# AIM
Only lines holding the string "grid" are wanted; copy each one from the material.

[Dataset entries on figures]
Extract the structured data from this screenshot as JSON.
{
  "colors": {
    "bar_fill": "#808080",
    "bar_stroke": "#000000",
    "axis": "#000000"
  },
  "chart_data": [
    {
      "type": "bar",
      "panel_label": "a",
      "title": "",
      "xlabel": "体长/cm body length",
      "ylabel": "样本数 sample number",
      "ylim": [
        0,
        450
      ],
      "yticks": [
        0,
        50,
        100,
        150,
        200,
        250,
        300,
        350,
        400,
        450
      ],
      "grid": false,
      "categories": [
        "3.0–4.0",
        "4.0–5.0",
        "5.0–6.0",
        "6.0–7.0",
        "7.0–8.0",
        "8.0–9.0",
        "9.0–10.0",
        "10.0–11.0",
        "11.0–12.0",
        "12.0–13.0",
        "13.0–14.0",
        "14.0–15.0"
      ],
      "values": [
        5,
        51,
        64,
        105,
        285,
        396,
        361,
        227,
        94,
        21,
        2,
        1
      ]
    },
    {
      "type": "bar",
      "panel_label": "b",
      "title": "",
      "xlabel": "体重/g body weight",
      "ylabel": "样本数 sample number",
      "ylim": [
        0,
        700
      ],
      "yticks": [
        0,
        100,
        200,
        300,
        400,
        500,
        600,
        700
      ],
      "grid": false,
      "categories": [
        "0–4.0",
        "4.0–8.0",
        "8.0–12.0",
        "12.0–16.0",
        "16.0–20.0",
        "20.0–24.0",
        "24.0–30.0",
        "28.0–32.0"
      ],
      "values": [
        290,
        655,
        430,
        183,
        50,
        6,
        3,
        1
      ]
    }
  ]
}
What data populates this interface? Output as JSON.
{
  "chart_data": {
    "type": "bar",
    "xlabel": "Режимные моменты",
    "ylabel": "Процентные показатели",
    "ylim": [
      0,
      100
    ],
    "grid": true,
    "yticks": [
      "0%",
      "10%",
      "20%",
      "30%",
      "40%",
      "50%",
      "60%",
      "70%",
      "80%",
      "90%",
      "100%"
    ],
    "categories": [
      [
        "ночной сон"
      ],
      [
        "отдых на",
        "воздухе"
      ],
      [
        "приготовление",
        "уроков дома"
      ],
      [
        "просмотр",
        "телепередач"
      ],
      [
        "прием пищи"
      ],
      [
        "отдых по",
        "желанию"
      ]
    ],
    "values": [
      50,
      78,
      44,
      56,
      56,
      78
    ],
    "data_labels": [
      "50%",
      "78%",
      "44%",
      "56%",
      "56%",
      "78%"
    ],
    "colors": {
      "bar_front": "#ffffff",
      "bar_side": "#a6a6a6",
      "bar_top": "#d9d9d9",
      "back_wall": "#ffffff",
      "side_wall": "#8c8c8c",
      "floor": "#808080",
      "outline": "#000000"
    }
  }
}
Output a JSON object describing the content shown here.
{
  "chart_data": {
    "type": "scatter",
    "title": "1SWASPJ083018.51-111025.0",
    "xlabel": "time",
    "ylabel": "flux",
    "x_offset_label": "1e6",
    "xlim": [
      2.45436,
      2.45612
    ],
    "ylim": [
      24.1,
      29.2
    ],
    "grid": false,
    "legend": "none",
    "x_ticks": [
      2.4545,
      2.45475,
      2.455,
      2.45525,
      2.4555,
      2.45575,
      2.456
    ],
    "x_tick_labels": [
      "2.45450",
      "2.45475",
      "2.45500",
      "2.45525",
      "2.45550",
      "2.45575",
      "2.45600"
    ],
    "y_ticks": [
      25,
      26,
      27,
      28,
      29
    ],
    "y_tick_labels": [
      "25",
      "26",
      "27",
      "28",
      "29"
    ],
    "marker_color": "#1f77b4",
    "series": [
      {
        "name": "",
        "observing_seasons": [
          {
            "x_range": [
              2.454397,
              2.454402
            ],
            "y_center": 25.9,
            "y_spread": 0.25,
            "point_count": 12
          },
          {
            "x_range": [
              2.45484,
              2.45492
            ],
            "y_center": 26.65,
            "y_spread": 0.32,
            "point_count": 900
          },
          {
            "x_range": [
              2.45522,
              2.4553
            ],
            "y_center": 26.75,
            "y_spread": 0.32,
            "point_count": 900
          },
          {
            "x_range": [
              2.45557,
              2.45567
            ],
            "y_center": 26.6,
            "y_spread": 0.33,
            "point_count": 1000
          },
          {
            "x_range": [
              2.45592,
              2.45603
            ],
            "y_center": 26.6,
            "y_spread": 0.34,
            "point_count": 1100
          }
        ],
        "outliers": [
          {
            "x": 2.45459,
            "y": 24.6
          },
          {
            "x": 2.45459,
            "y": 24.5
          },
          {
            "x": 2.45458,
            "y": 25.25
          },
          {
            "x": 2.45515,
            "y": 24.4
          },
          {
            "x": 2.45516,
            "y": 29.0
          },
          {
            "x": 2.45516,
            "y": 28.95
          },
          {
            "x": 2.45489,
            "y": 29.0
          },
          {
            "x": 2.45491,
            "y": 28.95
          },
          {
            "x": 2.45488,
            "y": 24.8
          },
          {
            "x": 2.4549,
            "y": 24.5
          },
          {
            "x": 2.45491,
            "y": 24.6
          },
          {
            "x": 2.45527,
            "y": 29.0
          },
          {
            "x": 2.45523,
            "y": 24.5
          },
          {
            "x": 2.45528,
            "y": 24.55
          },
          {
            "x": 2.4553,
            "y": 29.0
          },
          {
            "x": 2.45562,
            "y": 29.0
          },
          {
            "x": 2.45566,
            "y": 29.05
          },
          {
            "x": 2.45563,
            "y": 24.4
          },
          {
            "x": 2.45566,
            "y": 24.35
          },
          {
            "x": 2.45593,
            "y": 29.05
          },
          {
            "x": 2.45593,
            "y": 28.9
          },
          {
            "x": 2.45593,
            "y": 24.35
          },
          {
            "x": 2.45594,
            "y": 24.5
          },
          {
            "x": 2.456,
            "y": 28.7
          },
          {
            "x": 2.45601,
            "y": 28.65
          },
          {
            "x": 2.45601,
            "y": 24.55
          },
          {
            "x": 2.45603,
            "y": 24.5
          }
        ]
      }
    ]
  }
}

# TASK RESULT
      "grid": false,
      "grid": false,
    "grid": true,
    "grid": false,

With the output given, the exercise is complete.